Work to be completed ▸
Gather up the lines that contain "page".

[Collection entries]
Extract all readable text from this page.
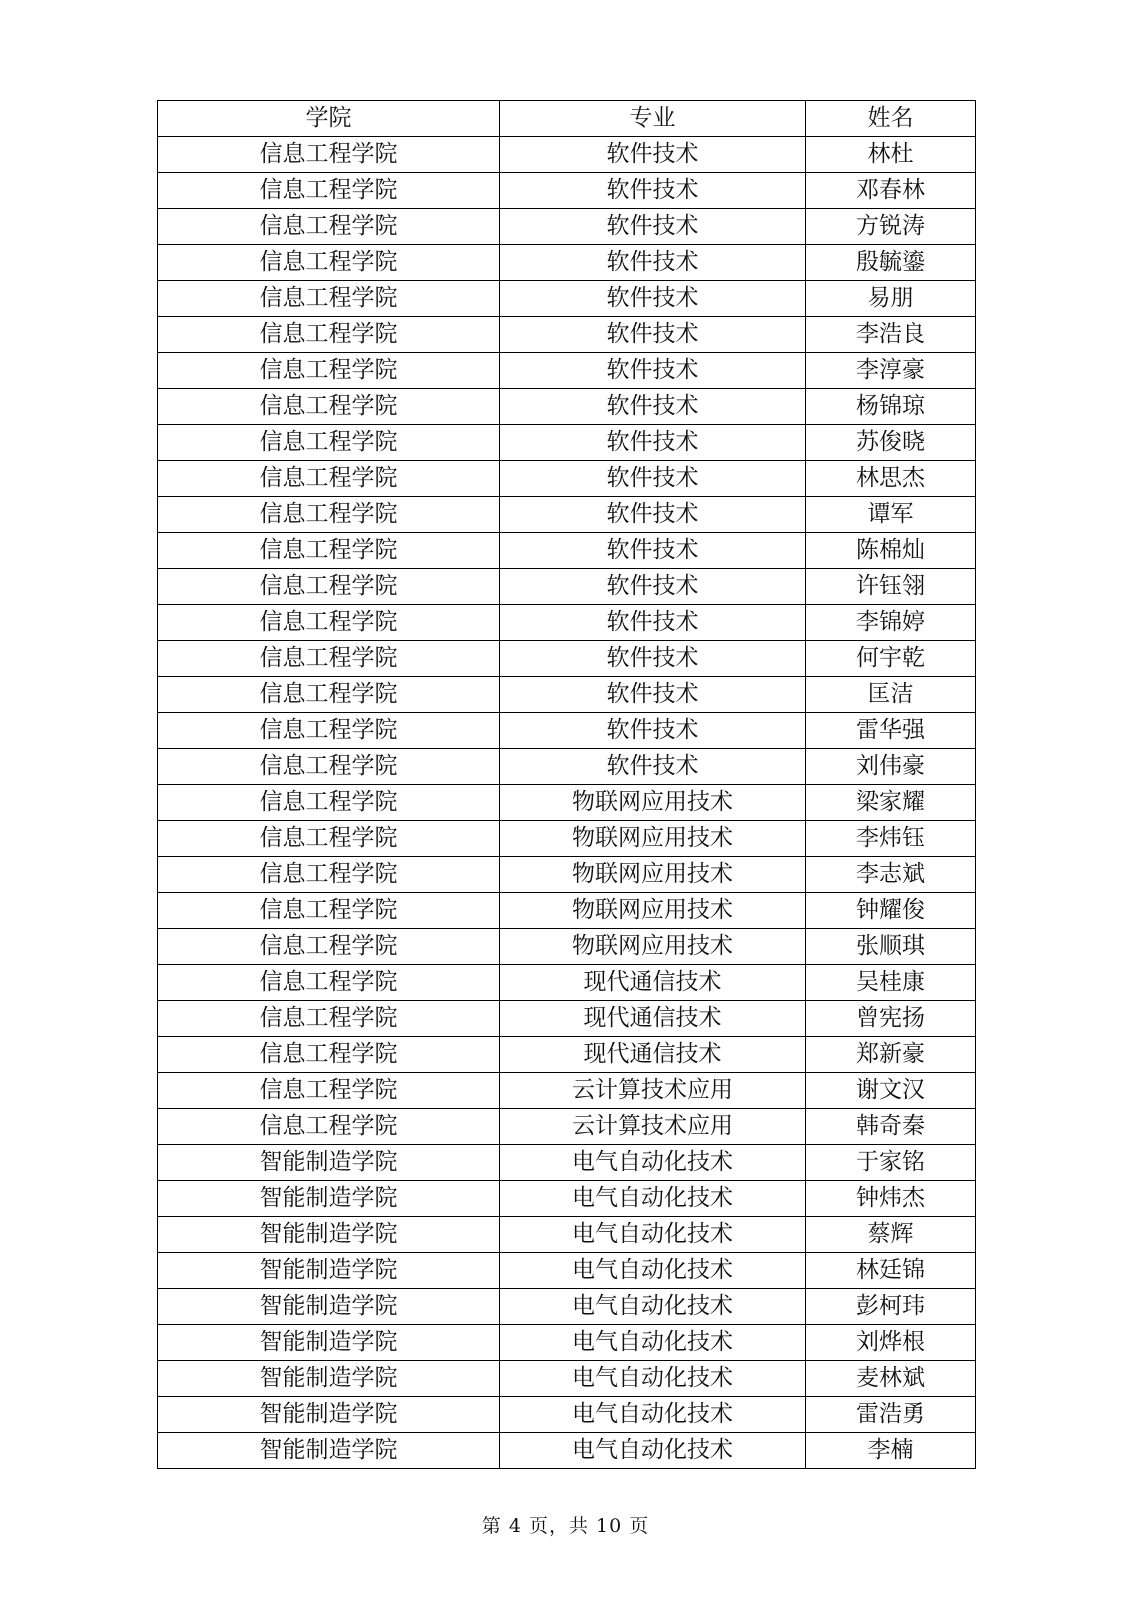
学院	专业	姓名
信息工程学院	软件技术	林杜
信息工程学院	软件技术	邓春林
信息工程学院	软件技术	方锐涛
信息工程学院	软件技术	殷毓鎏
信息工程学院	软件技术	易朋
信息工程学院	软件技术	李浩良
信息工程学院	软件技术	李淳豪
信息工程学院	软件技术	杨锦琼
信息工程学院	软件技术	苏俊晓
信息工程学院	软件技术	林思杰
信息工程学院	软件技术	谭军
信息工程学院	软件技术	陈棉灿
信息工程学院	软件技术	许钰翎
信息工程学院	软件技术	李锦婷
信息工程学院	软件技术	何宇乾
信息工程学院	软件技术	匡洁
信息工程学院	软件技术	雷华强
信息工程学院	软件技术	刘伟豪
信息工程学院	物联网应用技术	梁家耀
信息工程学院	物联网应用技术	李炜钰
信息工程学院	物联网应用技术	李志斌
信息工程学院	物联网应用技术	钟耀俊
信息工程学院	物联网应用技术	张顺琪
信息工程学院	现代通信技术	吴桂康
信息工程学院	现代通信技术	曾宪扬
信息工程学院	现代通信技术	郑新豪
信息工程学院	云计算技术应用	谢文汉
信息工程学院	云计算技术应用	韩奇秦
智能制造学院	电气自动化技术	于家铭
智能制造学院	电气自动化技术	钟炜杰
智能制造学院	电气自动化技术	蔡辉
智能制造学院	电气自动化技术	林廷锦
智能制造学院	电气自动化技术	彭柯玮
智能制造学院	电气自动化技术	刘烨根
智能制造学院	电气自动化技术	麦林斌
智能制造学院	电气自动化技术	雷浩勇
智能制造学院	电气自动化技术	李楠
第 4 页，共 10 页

==

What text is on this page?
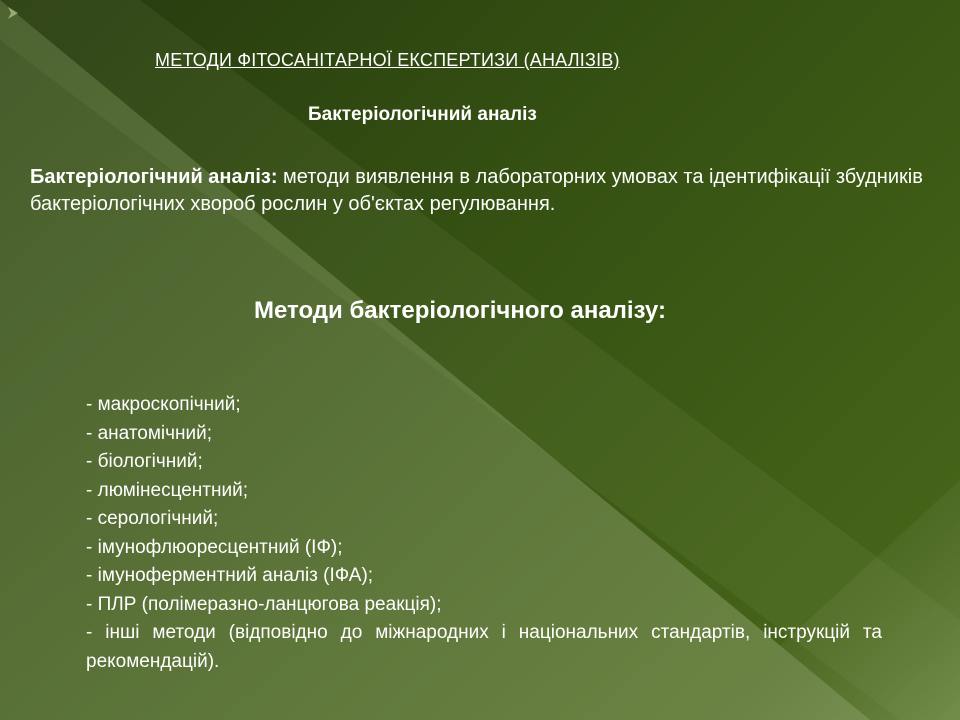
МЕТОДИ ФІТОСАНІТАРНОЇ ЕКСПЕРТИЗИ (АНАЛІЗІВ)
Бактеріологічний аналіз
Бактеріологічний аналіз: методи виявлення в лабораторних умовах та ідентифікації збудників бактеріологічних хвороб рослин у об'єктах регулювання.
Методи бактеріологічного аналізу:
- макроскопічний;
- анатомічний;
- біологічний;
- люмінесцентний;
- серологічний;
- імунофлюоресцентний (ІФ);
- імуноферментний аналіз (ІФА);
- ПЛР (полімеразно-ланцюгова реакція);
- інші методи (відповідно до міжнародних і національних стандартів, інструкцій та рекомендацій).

Exercise output ▸
Extract all readable text from this page.
What text is on this page?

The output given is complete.